**Provided records**.
==*==
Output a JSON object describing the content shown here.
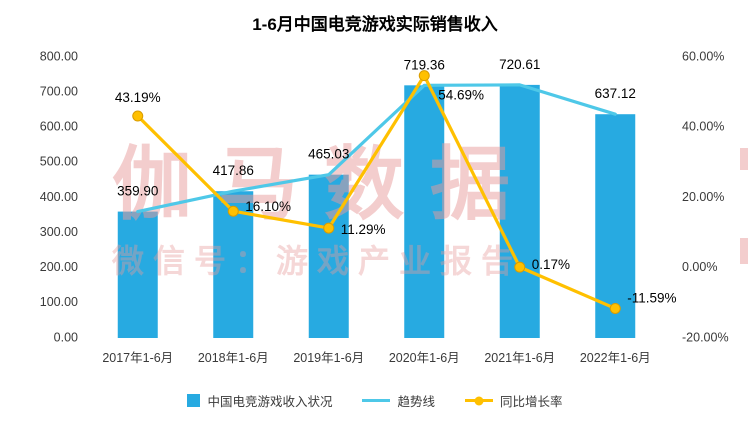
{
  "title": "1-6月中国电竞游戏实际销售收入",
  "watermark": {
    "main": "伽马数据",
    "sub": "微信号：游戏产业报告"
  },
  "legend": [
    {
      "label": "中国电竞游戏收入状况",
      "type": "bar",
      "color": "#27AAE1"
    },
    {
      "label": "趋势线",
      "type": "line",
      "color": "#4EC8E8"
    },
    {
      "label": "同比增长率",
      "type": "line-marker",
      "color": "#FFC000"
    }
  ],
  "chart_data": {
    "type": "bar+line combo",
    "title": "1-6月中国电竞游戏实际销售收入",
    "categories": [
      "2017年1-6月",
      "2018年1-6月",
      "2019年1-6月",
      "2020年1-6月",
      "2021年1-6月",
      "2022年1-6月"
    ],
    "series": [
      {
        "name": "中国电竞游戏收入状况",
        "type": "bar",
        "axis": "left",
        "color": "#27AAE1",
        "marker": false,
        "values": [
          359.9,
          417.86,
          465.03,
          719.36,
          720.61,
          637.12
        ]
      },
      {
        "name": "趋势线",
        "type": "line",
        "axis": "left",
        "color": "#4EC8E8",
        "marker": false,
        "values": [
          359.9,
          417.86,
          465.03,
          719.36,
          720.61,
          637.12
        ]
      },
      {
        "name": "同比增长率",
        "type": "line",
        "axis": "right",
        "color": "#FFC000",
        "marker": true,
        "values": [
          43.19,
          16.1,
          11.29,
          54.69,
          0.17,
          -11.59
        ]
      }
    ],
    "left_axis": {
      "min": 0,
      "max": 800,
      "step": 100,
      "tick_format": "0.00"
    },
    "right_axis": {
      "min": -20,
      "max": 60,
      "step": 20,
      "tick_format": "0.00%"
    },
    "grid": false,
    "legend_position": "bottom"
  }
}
==*==
**Problem requirements**.
Copy out every line from the records that has the word "marker".

**Full answer**.
      "type": "line-marker",
        "marker": false,
        "marker": false,
        "marker": true,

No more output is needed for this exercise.